Actions to take:
A: Reproduce the passage of the interview on the Association of Autonomous Astronauts from "In your words, What" to "the following generations.".
B: In the interview on the Association of Autonomous Astronauts, rewrite the paragraph beginning "Having started with a simple idea in 1995" as a short list that keeps its main facts.
C: According to the interview on the Association of Autonomous Astronauts, what simple idea did the AAA start with in 1995?

Document text:
⟨
You Don't Need a Rocket to Develop Your Own Space Program!21.11.2017
Ewen Chardronnet, artist, member of the Association of Autonomous Astronauts.
In your words, What was and what is the Association of Autonomous Astronauts?
Having started with a simple idea in 1995 - space travel should be open to all - the AAA has evolved into a complex social movement. This concept of an evolving space program was used as a framework for discussing and studying the ideas to see where the astronauts wanted to go independent and how they would achieve. The AAA said shortly after its official launch that its own ideas were already in the heads of everyone. In 2001, the AAA decided its own non-existence as an organization. What remains from the early years is the directions explored collectively - movements that has been and will be crossed, extended and transformed by the following generations.
How do you define an Autonomous Astronaut? Are there any requirements or “must do” things for a person that makes her/him an Autonomous Astronaut?
The AAA has developed space exploration as a language game that moves in several directions at once, and so shown that anyone can use words to imagine and create their own possibilities. Words can be used to subvert the commonly held view that space travel requires vast amounts of money, and language has been set in motion by the AAA as part of a vast collective fiction that concludes with the creation of a world-wide network of AAA groups all dedicated to building their own spaceships. Back at the turn of the millennium, everywhere where there was underground art work, the AAA interfered. Since the experimentations on new compositional data in the repetitive, noisy, climatic and industrial, acoustic and electronic music, to the programmed wandering of new drifts, from theater to dance in zero gravity.
Autonomous astronauts conducting avant-garde experiments. Autonomous Astronautics has been propelled as an opening of the sensory pleasure to new climates and new situations. The crossing of unknown atmospheres and moods.
Is it possible for people from not so high tech countries - to start their own Space program? What would be your advice?
⟩
Element and region data:
⟨
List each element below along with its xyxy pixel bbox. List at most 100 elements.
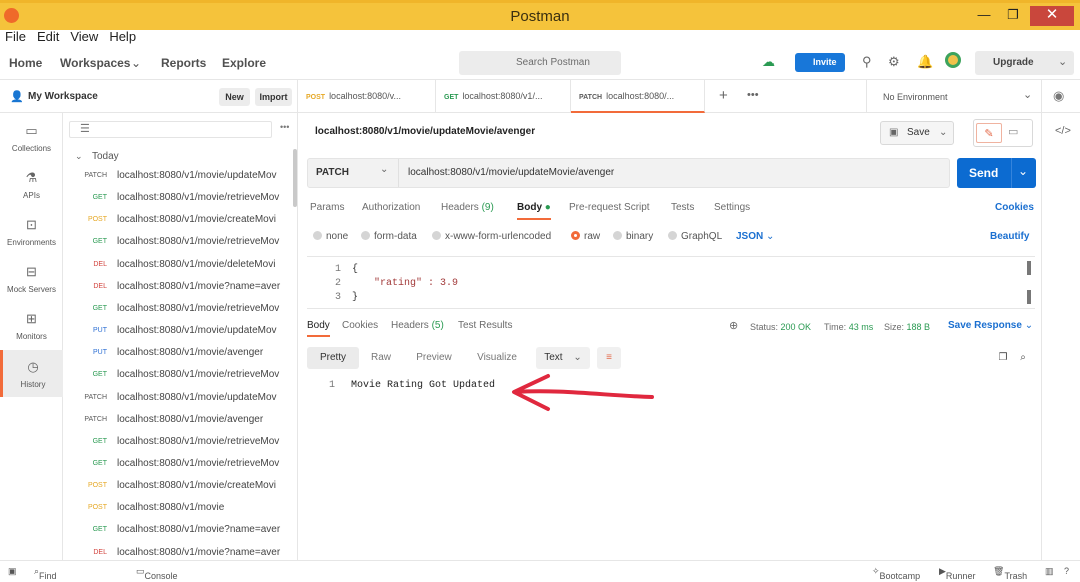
tab-request-3-active[interactable]: PATCH localhost:8080/... [571,80,705,113]
response-tab-test-results[interactable]: Test Results [458,320,512,331]
comment-icon[interactable]: ▭ [1008,125,1018,138]
runner-button[interactable]: ▶ Runner [939,566,975,581]
history-item[interactable]: GET localhost:8080/v1/movie/retrieveMov [63,455,289,477]
sidebar-item-environments[interactable]: ⊡ Environments [0,217,63,247]
radio-binary[interactable]: binary [613,231,653,242]
history-item[interactable]: GET localhost:8080/v1/movie/retrieveMov [63,433,289,455]
history-item[interactable]: DEL localhost:8080/v1/movie?name=aver [63,278,289,300]
radio-graphql[interactable]: GraphQL [668,231,722,242]
send-button[interactable]: Send ⌄ [957,158,1036,188]
history-item[interactable]: PUT localhost:8080/v1/movie/avenger [63,344,289,366]
satellite-icon[interactable]: ⚲ [862,54,872,70]
eye-icon[interactable]: ◉ [1053,88,1064,104]
tab-body[interactable]: Body ● [517,202,551,220]
beautify-link[interactable]: Beautify [990,231,1029,242]
environment-select[interactable]: No Environment ⌄ [866,80,1042,113]
history-group-today[interactable]: Today [92,151,119,162]
minimize-button[interactable]: — [971,6,997,26]
method-select[interactable]: PATCH ⌄ [308,159,399,187]
history-item[interactable]: GET localhost:8080/v1/movie?name=aver [63,521,289,543]
nav-home[interactable]: Home [9,56,42,70]
scrollbar[interactable] [1027,290,1031,304]
history-item[interactable]: PATCH localhost:8080/v1/movie/updateMov [63,167,289,189]
pencil-icon[interactable]: ✎ [976,123,1002,143]
save-response-button[interactable]: Save Response ⌄ [948,320,1033,331]
response-tab-headers[interactable]: Headers (5) [391,320,444,331]
sidebar-item-apis[interactable]: ⚗ APIs [0,170,63,200]
chevron-down-icon[interactable]: ⌄ [75,151,83,162]
radio-form-data[interactable]: form-data [361,231,417,242]
workspace-name[interactable]: My Workspace [28,91,98,102]
code-icon[interactable]: </> [1055,125,1071,137]
menu-file[interactable]: File [5,30,26,44]
sidebar-item-history[interactable]: ◷ History [0,350,63,397]
layout-icon[interactable]: ▥ [1045,566,1054,577]
tab-tests[interactable]: Tests [671,202,694,213]
menu-view[interactable]: View [70,30,98,44]
radio-none[interactable]: none [313,231,348,242]
tab-params[interactable]: Params [310,202,344,213]
menu-edit[interactable]: Edit [37,30,59,44]
response-format-select[interactable]: Text ⌄ [536,347,590,369]
find-replace-button[interactable]: ⌕ Find and Replace [34,566,57,582]
import-button[interactable]: Import [255,88,292,106]
history-item[interactable]: DEL localhost:8080/v1/movie?name=aver [63,544,289,560]
radio-x-www-form-urlencoded[interactable]: x-www-form-urlencoded [432,231,551,242]
history-item[interactable]: PATCH localhost:8080/v1/movie/updateMov [63,389,289,411]
nav-workspaces[interactable]: Workspaces [60,56,130,70]
history-item[interactable]: GET localhost:8080/v1/movie/retrieveMov [63,233,289,255]
cookies-link[interactable]: Cookies [995,202,1034,213]
tab-settings[interactable]: Settings [714,202,750,213]
gear-icon[interactable]: ⚙ [888,54,900,70]
invite-button[interactable]: Invite [795,53,845,72]
sidebar-item-monitors[interactable]: ⊞ Monitors [0,311,63,341]
history-item[interactable]: PATCH localhost:8080/v1/movie/avenger [63,411,289,433]
console-button[interactable]: ▭ Console [136,566,178,581]
sidebar-item-mock-servers[interactable]: ⊟ Mock Servers [0,264,63,294]
view-visualize[interactable]: Visualize [468,347,526,369]
help-icon[interactable]: ? [1064,566,1069,576]
history-item[interactable]: DEL localhost:8080/v1/movie/deleteMovi [63,256,289,278]
body-format-select[interactable]: JSON ⌄ [736,231,774,242]
tab-request-1[interactable]: POST localhost:8080/v... [298,80,436,113]
add-tab-icon[interactable]: + [719,87,728,104]
tab-authorization[interactable]: Authorization [362,202,420,213]
view-preview[interactable]: Preview [408,347,460,369]
history-item[interactable]: GET localhost:8080/v1/movie/retrieveMov [63,366,289,388]
tab-pre-request-script[interactable]: Pre-request Script [569,202,650,213]
chevron-down-icon[interactable]: ⌄ [131,56,141,70]
search-input[interactable]: Search Postman [459,51,621,75]
history-item[interactable]: GET localhost:8080/v1/movie/retrieveMov [63,300,289,322]
view-pretty[interactable]: Pretty [307,347,359,369]
copy-icon[interactable]: ❐ [996,347,1010,369]
bootcamp-button[interactable]: ✧ Bootcamp [872,566,920,581]
more-options-icon[interactable]: ••• [280,122,289,132]
tab-request-2[interactable]: GET localhost:8080/v1/... [436,80,571,113]
history-item[interactable]: POST localhost:8080/v1/movie [63,499,289,521]
response-tab-body[interactable]: Body [307,320,330,337]
save-button[interactable]: ▣ Save ⌄ [880,121,954,145]
tab-headers[interactable]: Headers (9) [441,202,494,213]
menu-help[interactable]: Help [109,30,136,44]
nav-explore[interactable]: Explore [222,56,266,70]
sync-status-icon[interactable]: ☁ [762,54,775,70]
response-tab-cookies[interactable]: Cookies [342,320,378,331]
maximize-button[interactable]: ❐ [1000,6,1026,26]
trash-button[interactable]: 🗑 Trash [993,566,1027,581]
sidebar-item-collections[interactable]: ▭ Collections [0,123,63,153]
sidebar-toggle-icon[interactable]: ▣ [8,566,17,577]
chevron-down-icon[interactable]: ⌄ [1018,156,1028,186]
scrollbar[interactable] [293,149,297,207]
nav-reports[interactable]: Reports [161,56,206,70]
avatar[interactable] [945,52,961,68]
request-body-editor[interactable]: 1 { 2 "rating" : 3.9 3 } [307,256,1035,309]
search-icon[interactable]: ⌕ [1016,347,1030,369]
history-item[interactable]: POST localhost:8080/v1/movie/createMovi [63,477,289,499]
scrollbar[interactable] [1027,261,1031,275]
chevron-down-icon[interactable]: ⌄ [1058,55,1067,68]
bell-icon[interactable]: 🔔 [917,54,933,70]
history-item[interactable]: PUT localhost:8080/v1/movie/updateMov [63,322,289,344]
wrap-lines-icon[interactable]: ≡ [597,347,621,369]
history-item[interactable]: POST localhost:8080/v1/movie/createMovi [63,211,289,233]
request-name[interactable]: localhost:8080/v1/movie/updateMovie/aven… [315,126,535,137]
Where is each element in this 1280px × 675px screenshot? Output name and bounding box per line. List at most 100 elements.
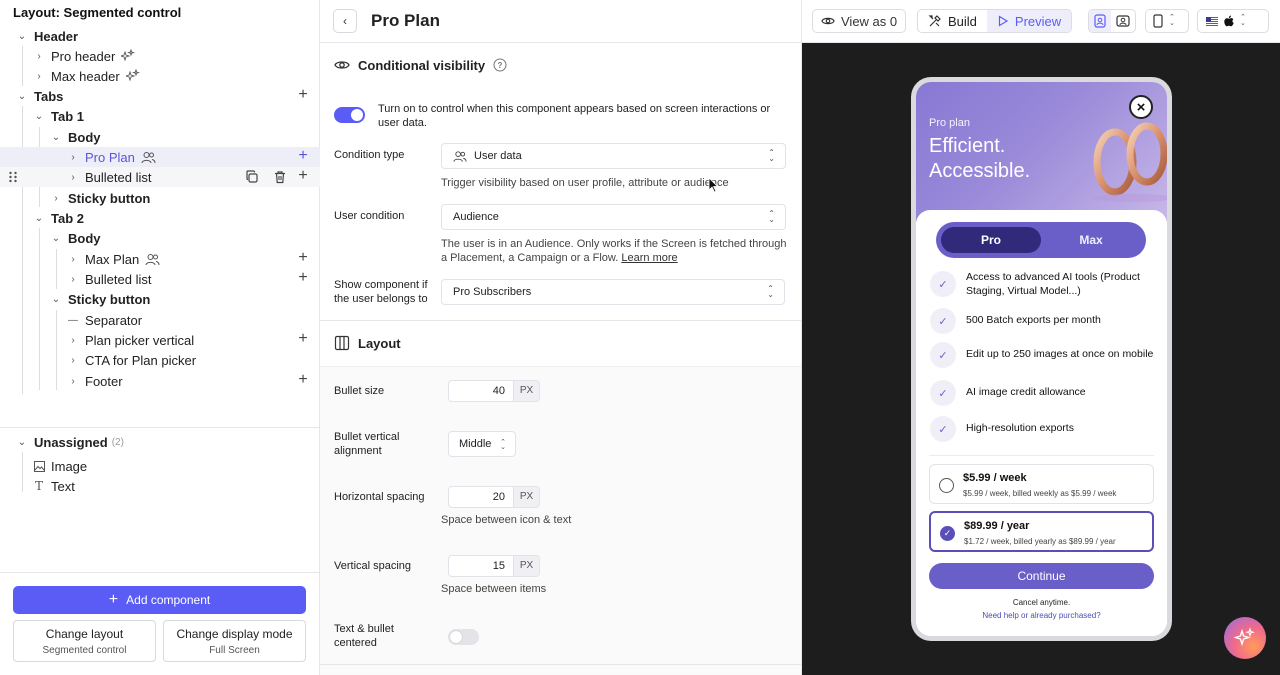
back-button[interactable]: ‹ [333, 9, 357, 33]
add-component-button[interactable]: + Add component [13, 586, 306, 614]
tab-max[interactable]: Max [1041, 227, 1141, 253]
sparkle-icon [1234, 627, 1255, 647]
chevron-down-icon[interactable]: ⌄ [16, 90, 28, 102]
device-select[interactable]: ⌃ ⌄ [1145, 9, 1189, 33]
dark-theme-tab[interactable] [1111, 10, 1135, 32]
audience-select[interactable]: Pro Subscribers ⌃ ⌄ [441, 279, 785, 305]
plan-segmented-control[interactable]: Pro Max [936, 222, 1146, 258]
tree-item-image[interactable]: Image [0, 456, 320, 476]
tree-item-header[interactable]: ⌄ Header [0, 26, 320, 46]
help-icon[interactable]: ? [493, 58, 507, 72]
light-theme-tab[interactable] [1089, 10, 1111, 32]
bullet-alignment-select[interactable]: Middle ⌃ ⌄ [448, 431, 516, 457]
continue-button[interactable]: Continue [929, 563, 1154, 589]
tools-icon [928, 15, 941, 27]
tree-item-label: Max Plan [85, 251, 140, 267]
preview-tab[interactable]: Preview [986, 10, 1072, 32]
change-display-mode-button[interactable]: Change display mode Full Screen [163, 620, 306, 662]
locale-platform-select[interactable]: ⌃ ⌄ [1197, 9, 1269, 33]
feature-text: AI image credit allowance [966, 386, 1086, 399]
trash-icon[interactable] [272, 169, 288, 185]
add-child-icon[interactable]: + [295, 87, 311, 103]
bullet-size-value[interactable]: 40 [448, 380, 514, 402]
price-option-weekly[interactable]: $5.99 / week $5.99 / week, billed weekly… [929, 464, 1154, 504]
chevron-down-icon[interactable]: ⌄ [33, 110, 45, 122]
change-layout-button[interactable]: Change layout Segmented control [13, 620, 156, 662]
tree-item-tabs[interactable]: ⌄ Tabs + [0, 86, 320, 106]
ai-assistant-button[interactable] [1224, 617, 1266, 659]
chevron-down-icon[interactable]: ⌄ [33, 212, 45, 224]
text-bullet-centered-toggle[interactable] [448, 629, 479, 645]
chevron-down-icon[interactable]: ⌄ [50, 131, 62, 143]
tree-item-sticky-button[interactable]: ⌄ Sticky button [0, 289, 320, 309]
tree-item-body[interactable]: ⌄ Body [0, 228, 320, 248]
tree-item-body[interactable]: ⌄ Body [0, 127, 320, 147]
tree-item-text[interactable]: T Text [0, 476, 320, 496]
chevron-right-icon[interactable]: › [33, 70, 45, 82]
bullet-size-input[interactable]: 40 PX [448, 380, 540, 402]
tree-item-pro-plan[interactable]: › Pro Plan + [0, 147, 320, 167]
check-icon: ✓ [930, 308, 956, 334]
chevron-right-icon[interactable]: › [67, 354, 79, 366]
visibility-toggle[interactable] [334, 107, 365, 123]
conditional-visibility-heading[interactable]: Conditional visibility ? [334, 57, 507, 73]
theme-toggle[interactable] [1088, 9, 1136, 33]
add-child-icon[interactable]: + [295, 270, 311, 286]
add-child-icon[interactable]: + [295, 250, 311, 266]
tree-item-bulleted-list[interactable]: › Bulleted list + [0, 167, 320, 187]
plan-eyebrow: Pro plan [929, 117, 970, 129]
tree-item-tab2[interactable]: ⌄ Tab 2 [0, 208, 320, 228]
tree-item-footer[interactable]: › Footer + [0, 371, 320, 391]
layout-heading[interactable]: Layout [334, 335, 401, 351]
user-condition-select[interactable]: Audience ⌃ ⌄ [441, 204, 786, 230]
add-child-icon[interactable]: + [295, 168, 311, 184]
learn-more-link[interactable]: Learn more [621, 252, 677, 264]
tree-item-separator[interactable]: — Separator [0, 310, 320, 330]
chevron-down-icon[interactable]: ⌄ [16, 436, 28, 448]
tree-item-max-header[interactable]: › Max header [0, 66, 320, 86]
add-child-icon[interactable]: + [295, 148, 311, 164]
chevron-right-icon[interactable]: › [67, 273, 79, 285]
chevron-right-icon[interactable]: › [67, 375, 79, 387]
view-as-button[interactable]: View as 0 [812, 9, 907, 33]
tree-item-unassigned[interactable]: ⌄ Unassigned (2) [0, 432, 320, 452]
chevron-right-icon[interactable]: › [67, 334, 79, 346]
tree-item-tab1[interactable]: ⌄ Tab 1 [0, 106, 320, 126]
chevron-down-icon[interactable]: ⌄ [50, 293, 62, 305]
chevron-down-icon[interactable]: ⌄ [50, 232, 62, 244]
add-child-icon[interactable]: + [295, 331, 311, 347]
chevron-down-icon[interactable]: ⌄ [16, 30, 28, 42]
condition-type-select[interactable]: User data ⌃ ⌄ [441, 143, 786, 169]
bullet-size-label: Bullet size [334, 385, 385, 397]
updown-chevron-icon: ⌃ ⌄ [500, 439, 506, 451]
tree-item-pro-header[interactable]: › Pro header [0, 46, 320, 66]
tree-item-bulleted-list[interactable]: › Bulleted list + [0, 269, 320, 289]
close-icon[interactable]: × [1129, 95, 1153, 119]
chevron-right-icon[interactable]: › [67, 253, 79, 265]
build-tab[interactable]: Build [918, 10, 987, 32]
tree-item-plan-picker[interactable]: › Plan picker vertical + [0, 330, 320, 350]
price-option-yearly[interactable]: ✓ $89.99 / year $1.72 / week, billed yea… [929, 511, 1154, 552]
feature-text: 500 Batch exports per month [966, 314, 1101, 327]
vertical-spacing-input[interactable]: 15 PX [448, 555, 540, 577]
radio-icon[interactable] [939, 478, 954, 493]
vertical-spacing-value[interactable]: 15 [448, 555, 514, 577]
chevron-right-icon[interactable]: › [67, 171, 79, 183]
add-child-icon[interactable]: + [295, 372, 311, 388]
chevron-right-icon[interactable]: › [33, 50, 45, 62]
drag-handle-icon[interactable] [8, 171, 18, 183]
chevron-right-icon[interactable]: › [67, 151, 79, 163]
tree-item-sticky-button[interactable]: › Sticky button [0, 188, 320, 208]
updown-chevron-icon: ⌃ ⌄ [768, 148, 775, 163]
chevron-right-icon[interactable]: › [50, 192, 62, 204]
help-link[interactable]: Need help or already purchased? [916, 611, 1167, 620]
duplicate-icon[interactable] [244, 169, 260, 185]
tab-pro[interactable]: Pro [941, 227, 1041, 253]
build-preview-toggle[interactable]: Build Preview [917, 9, 1073, 33]
horizontal-spacing-value[interactable]: 20 [448, 486, 514, 508]
horizontal-spacing-input[interactable]: 20 PX [448, 486, 540, 508]
tree-item-max-plan[interactable]: › Max Plan + [0, 249, 320, 269]
tree-item-cta[interactable]: › CTA for Plan picker [0, 350, 320, 370]
check-icon[interactable]: ✓ [940, 526, 955, 541]
layers-panel: Layout: Segmented control ⌄ Header › Pro… [0, 0, 320, 675]
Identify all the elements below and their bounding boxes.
⟩
Outputs:
A:
In your words, What was and what is the Association of Autonomous Astronauts?
Having started with a simple idea in 1995 - space travel should be open to all - the AAA has evolved into a complex social movement. This concept of an evolving space program was used as a framework for discussing and studying the ideas to see where the astronauts wanted to go independent and how they would achieve. The AAA said shortly after its official launch that its own ideas were already in the heads of everyone. In 2001, the AAA decided its own non-existence as an organization. What remains from the early years is the directions explored collectively - movements that has been and will be crossed, extended and transformed by the following generations.

B:
- The AAA began in 1995 with the idea that space travel should be open to all.
- It grew into a complex social movement.
- The concept of an evolving space program served as a framework for discussing where the astronauts wanted to go independently and how they would get there.
- Shortly after its official launch, the AAA said its ideas were already in everyone's heads.
- In 2001, the AAA decided its own non-existence as an organization.
- What remains are the directions explored collectively, which following generations will cross, extend and transform.

C: Space travel should be open to all.